### AIM OF THE TASK:
Pick out and copy every line below that has the word "step".

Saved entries
• • •
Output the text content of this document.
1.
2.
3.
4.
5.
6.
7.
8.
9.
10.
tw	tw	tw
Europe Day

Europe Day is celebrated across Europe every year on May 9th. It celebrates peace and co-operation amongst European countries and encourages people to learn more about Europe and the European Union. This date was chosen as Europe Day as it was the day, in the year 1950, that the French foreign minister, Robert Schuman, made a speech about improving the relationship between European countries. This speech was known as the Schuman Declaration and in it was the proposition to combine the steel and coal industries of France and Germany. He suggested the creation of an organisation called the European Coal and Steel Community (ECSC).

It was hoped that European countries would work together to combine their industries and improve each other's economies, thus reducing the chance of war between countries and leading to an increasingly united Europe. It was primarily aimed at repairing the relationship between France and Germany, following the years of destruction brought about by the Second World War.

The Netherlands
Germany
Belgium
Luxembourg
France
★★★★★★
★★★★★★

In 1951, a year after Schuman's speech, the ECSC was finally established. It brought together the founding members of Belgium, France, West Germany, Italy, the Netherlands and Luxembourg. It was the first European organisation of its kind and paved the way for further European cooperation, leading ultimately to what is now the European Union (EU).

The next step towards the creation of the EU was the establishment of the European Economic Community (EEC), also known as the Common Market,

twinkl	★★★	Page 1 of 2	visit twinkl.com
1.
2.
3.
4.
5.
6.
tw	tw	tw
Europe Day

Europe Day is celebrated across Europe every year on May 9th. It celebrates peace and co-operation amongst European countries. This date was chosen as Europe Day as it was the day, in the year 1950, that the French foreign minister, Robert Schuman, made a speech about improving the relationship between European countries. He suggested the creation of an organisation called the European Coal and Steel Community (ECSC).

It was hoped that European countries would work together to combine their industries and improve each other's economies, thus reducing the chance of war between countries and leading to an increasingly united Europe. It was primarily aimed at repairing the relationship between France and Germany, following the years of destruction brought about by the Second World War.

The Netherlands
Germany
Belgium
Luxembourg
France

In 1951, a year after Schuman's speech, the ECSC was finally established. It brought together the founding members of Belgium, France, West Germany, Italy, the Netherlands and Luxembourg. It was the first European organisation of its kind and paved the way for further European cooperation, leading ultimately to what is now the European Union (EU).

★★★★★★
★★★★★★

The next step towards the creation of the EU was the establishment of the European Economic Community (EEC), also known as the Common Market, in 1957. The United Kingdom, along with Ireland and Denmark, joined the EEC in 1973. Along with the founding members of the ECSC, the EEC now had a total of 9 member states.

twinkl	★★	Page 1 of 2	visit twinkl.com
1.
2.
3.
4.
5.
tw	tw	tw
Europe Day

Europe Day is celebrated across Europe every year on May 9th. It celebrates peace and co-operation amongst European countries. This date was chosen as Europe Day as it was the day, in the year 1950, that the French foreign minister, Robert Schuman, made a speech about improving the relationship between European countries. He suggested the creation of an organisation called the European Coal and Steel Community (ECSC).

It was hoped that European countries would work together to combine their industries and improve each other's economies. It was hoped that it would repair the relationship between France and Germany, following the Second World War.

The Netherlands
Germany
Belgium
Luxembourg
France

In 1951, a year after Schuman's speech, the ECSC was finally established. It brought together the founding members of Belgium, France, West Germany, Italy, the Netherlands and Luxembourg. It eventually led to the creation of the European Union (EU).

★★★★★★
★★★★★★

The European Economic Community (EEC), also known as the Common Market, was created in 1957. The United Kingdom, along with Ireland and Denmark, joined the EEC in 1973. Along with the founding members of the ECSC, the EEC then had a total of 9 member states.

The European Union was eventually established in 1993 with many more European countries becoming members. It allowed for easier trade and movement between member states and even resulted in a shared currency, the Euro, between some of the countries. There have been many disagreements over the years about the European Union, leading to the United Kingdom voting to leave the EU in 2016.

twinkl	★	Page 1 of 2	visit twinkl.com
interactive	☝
• • •
### EXERCISE OUTPUT:
The next step towards the creation of the EU was the establishment of the European Economic Community (EEC), also known as the Common Market,
The next step towards the creation of the EU was the establishment of the European Economic Community (EEC), also known as the Common Market, in 1957. The United Kingdom, along with Ireland and Denmark, joined the EEC in 1973. Along with the founding members of the ECSC, the EEC now had a total of 9 member states.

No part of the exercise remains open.